#### Objective:
Go through the listing below and gather every line with the word "JSON".
++++ Material ++++
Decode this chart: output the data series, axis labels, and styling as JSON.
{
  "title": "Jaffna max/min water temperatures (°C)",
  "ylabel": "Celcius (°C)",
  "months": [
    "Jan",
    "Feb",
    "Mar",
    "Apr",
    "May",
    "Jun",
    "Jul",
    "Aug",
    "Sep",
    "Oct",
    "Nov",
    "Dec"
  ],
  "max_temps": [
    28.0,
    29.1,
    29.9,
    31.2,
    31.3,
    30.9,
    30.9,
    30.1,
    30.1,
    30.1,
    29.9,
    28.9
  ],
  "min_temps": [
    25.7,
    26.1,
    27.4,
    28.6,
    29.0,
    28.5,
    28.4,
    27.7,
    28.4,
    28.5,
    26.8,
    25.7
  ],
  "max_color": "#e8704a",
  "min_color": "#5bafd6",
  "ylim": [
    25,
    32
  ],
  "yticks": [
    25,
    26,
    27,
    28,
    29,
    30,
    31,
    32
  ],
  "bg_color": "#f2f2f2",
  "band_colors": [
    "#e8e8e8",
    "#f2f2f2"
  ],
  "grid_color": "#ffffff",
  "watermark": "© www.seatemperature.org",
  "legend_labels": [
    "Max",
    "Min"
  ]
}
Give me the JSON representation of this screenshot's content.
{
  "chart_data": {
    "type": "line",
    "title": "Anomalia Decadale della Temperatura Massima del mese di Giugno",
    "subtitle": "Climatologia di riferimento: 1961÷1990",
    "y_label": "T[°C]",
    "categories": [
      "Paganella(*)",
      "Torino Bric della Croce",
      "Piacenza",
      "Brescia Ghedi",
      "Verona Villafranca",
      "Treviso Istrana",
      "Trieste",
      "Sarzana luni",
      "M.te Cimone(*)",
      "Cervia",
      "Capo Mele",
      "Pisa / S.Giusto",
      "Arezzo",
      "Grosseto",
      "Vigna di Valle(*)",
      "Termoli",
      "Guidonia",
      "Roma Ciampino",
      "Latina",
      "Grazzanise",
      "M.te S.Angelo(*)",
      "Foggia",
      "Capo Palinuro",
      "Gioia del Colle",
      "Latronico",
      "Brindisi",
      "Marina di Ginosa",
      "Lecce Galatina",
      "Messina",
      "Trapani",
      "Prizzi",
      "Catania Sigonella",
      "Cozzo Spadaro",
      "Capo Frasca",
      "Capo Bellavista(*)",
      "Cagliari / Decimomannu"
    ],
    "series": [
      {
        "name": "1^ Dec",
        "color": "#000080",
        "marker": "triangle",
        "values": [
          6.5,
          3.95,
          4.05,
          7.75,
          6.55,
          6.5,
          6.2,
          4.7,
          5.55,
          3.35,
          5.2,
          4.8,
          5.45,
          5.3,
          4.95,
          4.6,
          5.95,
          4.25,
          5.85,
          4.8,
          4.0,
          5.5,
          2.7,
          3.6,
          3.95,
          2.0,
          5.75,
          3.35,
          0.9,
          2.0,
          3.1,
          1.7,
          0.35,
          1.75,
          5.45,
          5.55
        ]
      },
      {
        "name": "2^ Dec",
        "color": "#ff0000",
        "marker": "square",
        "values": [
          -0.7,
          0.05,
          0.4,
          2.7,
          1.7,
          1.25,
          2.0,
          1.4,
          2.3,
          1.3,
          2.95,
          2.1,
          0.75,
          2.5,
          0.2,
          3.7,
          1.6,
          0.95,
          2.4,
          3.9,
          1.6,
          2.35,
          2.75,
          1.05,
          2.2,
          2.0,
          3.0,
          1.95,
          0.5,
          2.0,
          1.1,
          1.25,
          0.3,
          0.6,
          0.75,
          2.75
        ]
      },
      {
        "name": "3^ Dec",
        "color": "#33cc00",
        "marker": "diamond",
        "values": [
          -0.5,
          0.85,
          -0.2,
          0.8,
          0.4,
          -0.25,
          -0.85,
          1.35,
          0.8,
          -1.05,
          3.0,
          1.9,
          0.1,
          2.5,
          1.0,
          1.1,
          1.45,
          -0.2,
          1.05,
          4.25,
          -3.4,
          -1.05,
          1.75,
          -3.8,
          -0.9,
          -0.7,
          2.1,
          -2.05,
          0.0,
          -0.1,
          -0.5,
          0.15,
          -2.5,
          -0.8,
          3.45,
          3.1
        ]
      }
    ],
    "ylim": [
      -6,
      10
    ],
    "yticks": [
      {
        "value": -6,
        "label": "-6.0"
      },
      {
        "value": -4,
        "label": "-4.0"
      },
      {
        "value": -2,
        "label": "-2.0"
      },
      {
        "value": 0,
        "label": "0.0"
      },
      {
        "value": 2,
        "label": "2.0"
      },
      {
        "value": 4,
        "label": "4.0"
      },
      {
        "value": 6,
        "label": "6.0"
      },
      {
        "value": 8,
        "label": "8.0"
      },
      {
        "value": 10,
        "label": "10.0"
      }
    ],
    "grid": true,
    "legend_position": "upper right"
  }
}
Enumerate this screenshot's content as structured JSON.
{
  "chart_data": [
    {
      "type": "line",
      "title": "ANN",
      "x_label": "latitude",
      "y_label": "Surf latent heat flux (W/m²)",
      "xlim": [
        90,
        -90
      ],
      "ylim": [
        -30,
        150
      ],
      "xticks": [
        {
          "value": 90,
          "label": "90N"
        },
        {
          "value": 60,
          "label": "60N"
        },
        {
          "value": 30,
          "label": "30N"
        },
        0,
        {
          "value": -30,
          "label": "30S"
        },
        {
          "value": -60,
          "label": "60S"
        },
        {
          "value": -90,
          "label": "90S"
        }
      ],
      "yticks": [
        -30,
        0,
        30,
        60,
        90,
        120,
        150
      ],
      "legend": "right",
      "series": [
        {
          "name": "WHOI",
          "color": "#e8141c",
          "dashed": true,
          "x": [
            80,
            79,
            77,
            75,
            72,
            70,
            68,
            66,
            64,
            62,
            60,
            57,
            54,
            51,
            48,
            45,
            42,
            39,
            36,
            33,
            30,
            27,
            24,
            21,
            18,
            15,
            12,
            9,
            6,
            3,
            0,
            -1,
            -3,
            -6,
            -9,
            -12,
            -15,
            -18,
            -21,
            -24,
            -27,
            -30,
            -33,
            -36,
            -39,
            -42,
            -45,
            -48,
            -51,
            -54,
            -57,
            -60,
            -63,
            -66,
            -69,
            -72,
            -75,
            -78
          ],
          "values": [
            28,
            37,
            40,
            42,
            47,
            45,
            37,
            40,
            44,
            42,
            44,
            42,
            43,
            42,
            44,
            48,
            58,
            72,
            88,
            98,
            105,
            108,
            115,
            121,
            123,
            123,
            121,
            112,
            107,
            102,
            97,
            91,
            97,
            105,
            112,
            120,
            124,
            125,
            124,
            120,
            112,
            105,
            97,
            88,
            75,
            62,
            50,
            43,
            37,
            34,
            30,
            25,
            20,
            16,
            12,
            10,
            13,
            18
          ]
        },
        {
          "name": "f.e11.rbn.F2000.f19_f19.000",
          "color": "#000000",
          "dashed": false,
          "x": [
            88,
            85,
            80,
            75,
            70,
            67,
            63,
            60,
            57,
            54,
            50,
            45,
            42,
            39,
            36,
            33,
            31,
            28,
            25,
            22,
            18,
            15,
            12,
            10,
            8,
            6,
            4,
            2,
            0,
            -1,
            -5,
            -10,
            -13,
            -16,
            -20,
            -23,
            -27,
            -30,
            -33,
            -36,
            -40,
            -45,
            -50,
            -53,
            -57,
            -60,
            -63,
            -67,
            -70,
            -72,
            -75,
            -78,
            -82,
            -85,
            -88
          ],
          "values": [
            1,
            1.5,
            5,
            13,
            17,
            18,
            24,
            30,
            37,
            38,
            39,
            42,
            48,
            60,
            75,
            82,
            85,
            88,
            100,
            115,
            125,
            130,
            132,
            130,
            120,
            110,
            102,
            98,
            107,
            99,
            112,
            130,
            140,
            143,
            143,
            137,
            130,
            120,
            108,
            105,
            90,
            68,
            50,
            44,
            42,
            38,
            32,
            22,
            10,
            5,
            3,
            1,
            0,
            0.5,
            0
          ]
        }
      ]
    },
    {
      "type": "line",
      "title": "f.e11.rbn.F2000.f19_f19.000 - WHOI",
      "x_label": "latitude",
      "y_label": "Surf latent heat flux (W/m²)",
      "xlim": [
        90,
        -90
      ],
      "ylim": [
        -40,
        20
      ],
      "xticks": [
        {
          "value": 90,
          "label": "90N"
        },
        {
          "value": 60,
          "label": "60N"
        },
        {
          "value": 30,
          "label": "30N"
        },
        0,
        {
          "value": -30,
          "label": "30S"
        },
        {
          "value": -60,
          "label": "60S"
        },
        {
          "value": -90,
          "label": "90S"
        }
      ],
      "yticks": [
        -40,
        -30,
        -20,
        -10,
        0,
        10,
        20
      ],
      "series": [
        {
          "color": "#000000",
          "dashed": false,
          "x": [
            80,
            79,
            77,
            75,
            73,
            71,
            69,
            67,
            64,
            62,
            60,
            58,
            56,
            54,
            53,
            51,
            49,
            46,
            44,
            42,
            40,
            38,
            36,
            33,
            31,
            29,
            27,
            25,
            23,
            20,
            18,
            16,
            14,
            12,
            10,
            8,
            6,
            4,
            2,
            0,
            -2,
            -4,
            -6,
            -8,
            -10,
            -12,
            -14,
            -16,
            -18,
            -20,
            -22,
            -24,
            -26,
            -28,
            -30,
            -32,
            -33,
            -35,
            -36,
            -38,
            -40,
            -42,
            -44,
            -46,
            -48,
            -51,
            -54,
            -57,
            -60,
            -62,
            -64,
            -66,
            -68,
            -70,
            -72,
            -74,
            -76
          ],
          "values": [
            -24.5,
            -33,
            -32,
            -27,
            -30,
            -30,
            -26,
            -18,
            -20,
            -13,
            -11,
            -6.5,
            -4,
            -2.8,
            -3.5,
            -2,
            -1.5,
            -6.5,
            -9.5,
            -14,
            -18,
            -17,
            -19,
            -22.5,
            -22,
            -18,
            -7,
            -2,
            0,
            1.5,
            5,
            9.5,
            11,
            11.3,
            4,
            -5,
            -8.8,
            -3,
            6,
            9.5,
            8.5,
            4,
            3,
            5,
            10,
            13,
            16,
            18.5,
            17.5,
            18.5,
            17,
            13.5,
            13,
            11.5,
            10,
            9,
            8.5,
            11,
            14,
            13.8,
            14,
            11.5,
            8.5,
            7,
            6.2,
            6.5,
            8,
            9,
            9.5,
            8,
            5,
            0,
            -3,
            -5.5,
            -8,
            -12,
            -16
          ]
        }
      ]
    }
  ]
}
++++
#### Worked answer:
Decode this chart: output the data series, axis labels, and styling as JSON.
Give me the JSON representation of this screenshot's content.
Enumerate this screenshot's content as structured JSON.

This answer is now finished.